● WHAT YOU SHOULD DO
Single out the lines of the material that contain "تنشر" and copy them.
START SOURCE MATERIAL
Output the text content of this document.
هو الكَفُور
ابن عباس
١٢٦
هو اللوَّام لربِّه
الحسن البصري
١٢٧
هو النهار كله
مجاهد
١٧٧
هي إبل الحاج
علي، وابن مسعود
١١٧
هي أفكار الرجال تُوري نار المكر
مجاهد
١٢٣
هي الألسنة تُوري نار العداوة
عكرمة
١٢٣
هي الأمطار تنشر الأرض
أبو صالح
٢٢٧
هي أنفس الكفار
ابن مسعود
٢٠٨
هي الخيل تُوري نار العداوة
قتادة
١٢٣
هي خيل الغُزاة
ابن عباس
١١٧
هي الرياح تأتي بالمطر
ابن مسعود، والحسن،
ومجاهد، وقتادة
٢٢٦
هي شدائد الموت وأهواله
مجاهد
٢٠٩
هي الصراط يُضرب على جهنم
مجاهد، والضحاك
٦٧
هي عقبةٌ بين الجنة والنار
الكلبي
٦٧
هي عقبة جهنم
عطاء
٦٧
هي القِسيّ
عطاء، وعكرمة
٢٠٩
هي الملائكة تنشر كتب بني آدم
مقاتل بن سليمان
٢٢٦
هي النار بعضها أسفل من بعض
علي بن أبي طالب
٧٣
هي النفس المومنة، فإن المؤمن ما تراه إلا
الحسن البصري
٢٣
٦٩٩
END SOURCE MATERIAL
● WRITTEN RESPONSE
هي الأمطار تنشر الأرض
هي الملائكة تنشر كتب بني آدم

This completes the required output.